- _EXERCISE GOAL_
Here are some records; copy every line that holds the word "Soil".

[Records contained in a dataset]
--
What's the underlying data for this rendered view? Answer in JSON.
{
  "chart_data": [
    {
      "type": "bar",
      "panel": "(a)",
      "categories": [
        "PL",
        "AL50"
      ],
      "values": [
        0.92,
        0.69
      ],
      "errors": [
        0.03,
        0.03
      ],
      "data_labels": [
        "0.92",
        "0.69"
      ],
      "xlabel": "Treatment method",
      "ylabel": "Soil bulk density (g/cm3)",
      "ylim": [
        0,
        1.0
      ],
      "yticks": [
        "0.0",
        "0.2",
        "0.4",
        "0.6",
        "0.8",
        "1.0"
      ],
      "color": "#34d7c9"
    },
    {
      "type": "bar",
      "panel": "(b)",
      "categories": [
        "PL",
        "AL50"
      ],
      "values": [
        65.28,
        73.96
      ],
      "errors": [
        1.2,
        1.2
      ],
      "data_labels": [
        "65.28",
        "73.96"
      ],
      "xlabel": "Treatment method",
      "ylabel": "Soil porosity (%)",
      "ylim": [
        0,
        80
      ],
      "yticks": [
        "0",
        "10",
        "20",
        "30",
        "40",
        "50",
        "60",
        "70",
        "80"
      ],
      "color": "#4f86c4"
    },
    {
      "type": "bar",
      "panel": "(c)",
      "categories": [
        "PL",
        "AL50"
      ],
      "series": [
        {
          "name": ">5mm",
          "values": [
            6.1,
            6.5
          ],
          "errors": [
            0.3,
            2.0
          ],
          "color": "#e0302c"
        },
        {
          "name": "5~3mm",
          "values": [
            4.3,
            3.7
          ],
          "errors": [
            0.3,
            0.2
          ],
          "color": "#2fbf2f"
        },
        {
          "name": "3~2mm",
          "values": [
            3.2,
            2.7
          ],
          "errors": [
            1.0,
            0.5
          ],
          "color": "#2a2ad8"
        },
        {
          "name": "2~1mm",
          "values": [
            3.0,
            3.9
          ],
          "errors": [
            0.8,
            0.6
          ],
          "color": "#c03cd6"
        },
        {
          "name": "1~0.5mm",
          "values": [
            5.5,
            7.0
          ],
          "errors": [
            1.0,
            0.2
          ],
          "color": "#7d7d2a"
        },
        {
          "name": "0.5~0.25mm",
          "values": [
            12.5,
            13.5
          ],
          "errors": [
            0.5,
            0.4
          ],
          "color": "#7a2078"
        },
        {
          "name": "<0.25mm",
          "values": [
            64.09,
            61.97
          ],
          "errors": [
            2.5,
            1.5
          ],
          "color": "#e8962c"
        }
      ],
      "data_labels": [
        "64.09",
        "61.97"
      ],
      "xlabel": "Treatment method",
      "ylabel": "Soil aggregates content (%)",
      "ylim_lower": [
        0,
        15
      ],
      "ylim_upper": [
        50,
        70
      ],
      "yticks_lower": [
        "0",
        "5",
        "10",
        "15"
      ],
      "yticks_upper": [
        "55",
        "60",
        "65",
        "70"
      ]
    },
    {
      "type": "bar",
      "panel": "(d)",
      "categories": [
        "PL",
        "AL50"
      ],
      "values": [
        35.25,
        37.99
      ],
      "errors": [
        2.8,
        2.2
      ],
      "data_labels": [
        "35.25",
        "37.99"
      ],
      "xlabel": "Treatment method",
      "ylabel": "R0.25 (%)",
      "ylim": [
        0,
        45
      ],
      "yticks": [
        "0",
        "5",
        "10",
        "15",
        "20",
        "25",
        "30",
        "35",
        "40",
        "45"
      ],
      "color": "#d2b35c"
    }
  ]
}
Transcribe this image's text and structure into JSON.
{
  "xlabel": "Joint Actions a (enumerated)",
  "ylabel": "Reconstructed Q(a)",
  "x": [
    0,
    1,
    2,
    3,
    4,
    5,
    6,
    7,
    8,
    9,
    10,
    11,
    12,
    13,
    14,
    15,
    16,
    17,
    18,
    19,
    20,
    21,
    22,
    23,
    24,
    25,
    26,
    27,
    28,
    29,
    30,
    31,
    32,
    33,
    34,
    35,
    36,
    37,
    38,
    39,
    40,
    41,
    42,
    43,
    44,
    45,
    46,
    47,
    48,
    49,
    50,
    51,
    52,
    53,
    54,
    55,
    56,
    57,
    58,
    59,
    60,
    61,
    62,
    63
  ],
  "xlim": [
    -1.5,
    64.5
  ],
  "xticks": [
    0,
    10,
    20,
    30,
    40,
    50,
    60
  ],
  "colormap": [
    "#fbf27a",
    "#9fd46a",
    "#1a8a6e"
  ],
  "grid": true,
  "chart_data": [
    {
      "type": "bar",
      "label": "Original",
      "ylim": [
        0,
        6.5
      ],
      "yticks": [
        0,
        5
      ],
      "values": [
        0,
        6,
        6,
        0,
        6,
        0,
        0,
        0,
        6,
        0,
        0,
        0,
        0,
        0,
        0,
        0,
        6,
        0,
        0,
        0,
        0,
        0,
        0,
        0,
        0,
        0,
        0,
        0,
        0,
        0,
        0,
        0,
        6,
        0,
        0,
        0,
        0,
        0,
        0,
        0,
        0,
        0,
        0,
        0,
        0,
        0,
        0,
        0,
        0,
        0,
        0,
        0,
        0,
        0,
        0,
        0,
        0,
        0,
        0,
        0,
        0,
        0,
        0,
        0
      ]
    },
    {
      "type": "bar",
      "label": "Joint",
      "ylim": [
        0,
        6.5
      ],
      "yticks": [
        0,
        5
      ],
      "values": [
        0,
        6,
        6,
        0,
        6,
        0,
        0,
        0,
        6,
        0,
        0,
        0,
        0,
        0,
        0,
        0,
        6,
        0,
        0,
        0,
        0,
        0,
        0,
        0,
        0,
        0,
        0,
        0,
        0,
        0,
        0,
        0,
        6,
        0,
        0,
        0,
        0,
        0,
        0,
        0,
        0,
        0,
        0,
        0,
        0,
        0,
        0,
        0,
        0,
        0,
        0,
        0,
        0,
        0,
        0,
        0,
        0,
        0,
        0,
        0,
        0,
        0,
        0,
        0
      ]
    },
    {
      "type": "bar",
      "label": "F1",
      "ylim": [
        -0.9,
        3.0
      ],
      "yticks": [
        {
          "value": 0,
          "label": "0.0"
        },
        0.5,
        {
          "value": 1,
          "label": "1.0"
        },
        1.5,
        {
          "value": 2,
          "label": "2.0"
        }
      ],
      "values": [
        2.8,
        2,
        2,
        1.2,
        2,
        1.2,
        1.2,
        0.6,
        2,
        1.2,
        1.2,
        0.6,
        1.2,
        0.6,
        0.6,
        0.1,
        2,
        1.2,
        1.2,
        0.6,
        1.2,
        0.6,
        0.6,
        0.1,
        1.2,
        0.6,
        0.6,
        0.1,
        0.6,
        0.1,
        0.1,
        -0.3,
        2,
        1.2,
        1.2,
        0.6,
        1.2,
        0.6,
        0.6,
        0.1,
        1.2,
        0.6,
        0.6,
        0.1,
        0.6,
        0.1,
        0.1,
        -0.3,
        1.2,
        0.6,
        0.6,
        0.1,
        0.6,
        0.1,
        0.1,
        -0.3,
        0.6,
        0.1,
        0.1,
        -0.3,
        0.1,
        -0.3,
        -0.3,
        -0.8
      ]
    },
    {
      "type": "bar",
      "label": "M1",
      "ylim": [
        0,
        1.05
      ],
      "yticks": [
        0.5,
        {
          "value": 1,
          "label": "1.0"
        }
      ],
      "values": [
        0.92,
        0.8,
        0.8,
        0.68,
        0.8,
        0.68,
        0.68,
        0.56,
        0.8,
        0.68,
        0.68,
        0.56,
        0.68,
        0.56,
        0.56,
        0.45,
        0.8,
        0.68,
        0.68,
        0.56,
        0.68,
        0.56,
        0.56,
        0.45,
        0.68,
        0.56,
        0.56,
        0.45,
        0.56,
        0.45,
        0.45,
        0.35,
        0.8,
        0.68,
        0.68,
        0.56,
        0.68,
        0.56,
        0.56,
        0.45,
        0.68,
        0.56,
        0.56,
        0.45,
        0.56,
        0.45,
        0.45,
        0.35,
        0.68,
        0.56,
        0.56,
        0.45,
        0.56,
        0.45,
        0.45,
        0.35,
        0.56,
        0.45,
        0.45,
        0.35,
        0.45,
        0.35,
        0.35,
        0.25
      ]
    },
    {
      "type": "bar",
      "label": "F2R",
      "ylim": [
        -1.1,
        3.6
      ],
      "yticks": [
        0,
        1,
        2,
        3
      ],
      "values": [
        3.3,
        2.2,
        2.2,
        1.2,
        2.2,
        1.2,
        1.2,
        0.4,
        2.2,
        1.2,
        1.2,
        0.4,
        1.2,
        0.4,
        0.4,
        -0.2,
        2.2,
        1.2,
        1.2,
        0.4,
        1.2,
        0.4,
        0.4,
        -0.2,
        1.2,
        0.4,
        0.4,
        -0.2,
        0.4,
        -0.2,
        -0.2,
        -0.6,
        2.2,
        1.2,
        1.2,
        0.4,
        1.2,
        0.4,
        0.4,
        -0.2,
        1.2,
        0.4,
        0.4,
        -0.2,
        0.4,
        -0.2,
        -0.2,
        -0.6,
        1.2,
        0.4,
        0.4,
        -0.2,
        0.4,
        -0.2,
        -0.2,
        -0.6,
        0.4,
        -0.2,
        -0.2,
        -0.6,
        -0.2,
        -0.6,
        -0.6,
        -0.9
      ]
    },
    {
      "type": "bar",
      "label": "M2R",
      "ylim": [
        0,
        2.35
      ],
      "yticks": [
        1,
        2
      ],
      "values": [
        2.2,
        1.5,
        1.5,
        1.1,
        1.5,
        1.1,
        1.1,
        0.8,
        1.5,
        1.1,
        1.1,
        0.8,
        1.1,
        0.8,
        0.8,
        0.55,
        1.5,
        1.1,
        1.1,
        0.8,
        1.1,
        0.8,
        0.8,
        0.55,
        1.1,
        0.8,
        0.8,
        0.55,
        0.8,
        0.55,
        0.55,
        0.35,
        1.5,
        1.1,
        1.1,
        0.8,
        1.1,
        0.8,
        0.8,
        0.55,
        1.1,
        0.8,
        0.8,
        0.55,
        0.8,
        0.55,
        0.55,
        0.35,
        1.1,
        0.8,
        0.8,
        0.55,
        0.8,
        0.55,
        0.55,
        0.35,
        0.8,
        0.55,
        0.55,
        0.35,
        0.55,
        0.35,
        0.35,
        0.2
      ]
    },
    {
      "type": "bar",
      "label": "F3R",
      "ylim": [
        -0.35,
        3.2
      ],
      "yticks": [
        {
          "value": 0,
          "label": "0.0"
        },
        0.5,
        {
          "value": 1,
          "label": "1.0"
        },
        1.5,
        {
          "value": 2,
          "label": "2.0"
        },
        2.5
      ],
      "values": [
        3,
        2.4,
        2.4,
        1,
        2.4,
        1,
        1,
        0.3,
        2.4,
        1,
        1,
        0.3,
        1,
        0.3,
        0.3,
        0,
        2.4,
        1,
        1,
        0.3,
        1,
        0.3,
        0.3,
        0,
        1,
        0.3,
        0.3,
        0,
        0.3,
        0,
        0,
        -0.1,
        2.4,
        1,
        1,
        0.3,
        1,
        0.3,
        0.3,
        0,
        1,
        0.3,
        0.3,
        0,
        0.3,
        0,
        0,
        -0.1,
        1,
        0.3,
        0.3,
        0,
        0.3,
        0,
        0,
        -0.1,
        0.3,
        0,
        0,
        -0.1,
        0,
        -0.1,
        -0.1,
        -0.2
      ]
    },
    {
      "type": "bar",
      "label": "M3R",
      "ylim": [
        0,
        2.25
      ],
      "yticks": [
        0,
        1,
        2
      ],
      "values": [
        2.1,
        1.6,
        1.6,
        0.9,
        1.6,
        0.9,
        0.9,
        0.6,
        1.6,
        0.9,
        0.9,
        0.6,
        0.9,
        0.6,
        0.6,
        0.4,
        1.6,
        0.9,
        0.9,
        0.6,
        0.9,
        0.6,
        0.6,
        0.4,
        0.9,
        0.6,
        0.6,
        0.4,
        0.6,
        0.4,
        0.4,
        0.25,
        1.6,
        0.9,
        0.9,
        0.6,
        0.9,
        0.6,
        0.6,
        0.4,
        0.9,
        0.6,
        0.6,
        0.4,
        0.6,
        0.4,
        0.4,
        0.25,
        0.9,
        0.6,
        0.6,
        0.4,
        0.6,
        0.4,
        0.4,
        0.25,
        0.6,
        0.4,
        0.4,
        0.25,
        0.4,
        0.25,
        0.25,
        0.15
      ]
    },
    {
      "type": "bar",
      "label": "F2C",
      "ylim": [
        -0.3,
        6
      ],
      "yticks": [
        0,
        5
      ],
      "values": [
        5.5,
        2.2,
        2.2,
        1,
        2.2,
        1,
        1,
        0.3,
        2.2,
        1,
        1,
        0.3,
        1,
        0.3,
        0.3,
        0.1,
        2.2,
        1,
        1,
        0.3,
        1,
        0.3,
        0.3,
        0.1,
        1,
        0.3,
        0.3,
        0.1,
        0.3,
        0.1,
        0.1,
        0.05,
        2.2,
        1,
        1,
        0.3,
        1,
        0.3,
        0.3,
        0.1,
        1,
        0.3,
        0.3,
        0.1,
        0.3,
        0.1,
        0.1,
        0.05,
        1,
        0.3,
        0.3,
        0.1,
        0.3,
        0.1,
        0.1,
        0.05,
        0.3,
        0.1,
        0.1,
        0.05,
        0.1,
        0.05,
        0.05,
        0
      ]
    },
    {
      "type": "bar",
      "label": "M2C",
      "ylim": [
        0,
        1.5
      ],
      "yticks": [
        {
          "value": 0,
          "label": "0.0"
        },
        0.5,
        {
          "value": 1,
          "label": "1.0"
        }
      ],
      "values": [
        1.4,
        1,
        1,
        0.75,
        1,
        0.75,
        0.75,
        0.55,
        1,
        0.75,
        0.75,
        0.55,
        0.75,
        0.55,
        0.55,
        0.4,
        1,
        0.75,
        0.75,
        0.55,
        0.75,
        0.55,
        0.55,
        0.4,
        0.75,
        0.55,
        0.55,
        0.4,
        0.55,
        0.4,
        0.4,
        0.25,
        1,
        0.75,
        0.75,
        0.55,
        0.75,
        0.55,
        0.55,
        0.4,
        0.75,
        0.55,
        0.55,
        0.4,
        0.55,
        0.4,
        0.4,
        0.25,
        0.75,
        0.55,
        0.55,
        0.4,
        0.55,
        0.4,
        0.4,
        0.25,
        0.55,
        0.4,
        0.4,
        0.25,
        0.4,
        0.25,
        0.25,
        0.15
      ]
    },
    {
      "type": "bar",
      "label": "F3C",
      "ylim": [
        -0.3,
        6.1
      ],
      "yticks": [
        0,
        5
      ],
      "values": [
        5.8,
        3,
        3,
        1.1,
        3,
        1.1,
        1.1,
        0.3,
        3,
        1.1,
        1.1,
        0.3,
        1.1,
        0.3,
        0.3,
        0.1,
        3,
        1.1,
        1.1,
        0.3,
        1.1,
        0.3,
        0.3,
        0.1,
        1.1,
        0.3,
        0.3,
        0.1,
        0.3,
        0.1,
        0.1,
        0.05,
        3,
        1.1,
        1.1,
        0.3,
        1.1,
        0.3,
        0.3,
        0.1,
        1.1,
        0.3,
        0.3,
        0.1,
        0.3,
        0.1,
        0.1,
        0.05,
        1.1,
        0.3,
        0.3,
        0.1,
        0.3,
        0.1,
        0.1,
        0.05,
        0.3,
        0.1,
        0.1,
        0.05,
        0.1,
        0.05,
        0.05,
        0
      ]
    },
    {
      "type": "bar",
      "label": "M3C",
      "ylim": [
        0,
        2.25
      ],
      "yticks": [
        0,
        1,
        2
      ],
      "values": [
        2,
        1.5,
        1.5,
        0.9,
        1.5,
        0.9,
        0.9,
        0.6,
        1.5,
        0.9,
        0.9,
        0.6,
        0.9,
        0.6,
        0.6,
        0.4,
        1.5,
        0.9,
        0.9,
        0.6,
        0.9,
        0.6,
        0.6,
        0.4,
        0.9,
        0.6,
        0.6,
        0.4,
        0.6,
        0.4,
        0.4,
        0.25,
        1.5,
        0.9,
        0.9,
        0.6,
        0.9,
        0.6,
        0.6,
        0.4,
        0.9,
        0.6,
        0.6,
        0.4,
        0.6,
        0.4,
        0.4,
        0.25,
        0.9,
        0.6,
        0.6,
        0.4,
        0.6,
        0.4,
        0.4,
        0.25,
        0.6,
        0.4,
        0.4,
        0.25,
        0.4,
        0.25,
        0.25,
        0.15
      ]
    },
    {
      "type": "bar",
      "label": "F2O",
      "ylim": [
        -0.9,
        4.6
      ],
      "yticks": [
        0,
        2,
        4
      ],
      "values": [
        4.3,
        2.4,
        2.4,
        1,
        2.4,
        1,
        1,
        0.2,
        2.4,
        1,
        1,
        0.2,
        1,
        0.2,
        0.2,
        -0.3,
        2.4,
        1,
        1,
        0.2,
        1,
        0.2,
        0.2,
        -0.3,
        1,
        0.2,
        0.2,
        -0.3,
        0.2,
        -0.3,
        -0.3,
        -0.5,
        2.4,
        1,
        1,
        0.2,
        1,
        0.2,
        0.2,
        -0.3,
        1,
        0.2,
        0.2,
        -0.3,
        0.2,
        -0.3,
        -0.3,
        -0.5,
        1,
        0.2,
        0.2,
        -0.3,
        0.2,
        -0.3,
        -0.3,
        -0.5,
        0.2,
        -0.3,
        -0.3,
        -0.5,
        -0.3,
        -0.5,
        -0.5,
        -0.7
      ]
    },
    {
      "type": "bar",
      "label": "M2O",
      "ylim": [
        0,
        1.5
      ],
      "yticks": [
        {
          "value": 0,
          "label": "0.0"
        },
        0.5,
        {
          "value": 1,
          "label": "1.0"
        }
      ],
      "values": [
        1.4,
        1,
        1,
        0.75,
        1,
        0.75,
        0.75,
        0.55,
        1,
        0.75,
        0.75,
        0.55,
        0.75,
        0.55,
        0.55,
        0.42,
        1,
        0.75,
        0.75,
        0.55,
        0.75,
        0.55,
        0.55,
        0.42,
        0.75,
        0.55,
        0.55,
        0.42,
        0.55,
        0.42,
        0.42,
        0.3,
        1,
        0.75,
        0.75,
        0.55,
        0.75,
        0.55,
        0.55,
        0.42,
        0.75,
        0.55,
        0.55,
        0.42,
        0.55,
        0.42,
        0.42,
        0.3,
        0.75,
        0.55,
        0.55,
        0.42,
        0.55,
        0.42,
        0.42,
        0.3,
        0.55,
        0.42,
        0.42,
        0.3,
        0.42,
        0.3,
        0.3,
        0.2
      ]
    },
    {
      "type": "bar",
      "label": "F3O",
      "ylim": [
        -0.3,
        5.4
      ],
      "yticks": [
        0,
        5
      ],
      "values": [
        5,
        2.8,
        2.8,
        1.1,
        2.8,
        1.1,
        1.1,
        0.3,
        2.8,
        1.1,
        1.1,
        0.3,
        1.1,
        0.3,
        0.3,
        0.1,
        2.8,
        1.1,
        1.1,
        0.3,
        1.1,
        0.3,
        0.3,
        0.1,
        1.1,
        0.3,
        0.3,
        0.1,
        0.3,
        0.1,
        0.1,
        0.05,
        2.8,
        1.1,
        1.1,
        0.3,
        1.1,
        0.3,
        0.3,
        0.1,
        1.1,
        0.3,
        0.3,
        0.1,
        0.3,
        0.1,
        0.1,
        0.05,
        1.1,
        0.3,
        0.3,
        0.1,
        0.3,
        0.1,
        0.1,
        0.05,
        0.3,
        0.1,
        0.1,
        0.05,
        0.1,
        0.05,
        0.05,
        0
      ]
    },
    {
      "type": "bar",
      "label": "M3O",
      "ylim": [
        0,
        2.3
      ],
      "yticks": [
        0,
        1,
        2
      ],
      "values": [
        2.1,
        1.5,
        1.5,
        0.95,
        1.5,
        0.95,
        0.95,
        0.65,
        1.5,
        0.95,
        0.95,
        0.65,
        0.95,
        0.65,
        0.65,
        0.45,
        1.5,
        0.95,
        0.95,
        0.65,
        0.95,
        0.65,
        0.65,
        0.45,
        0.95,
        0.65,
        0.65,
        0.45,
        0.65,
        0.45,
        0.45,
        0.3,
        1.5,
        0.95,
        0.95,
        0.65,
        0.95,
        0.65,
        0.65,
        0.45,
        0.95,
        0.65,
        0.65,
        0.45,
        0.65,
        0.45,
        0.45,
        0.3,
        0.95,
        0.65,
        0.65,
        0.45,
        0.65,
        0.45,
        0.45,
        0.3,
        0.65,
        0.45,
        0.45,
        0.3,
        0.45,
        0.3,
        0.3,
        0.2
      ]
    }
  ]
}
--
- _RESULT_
      "ylabel": "Soil bulk density (g/cm3)",
      "ylabel": "Soil porosity (%)",
      "ylabel": "Soil aggregates content (%)",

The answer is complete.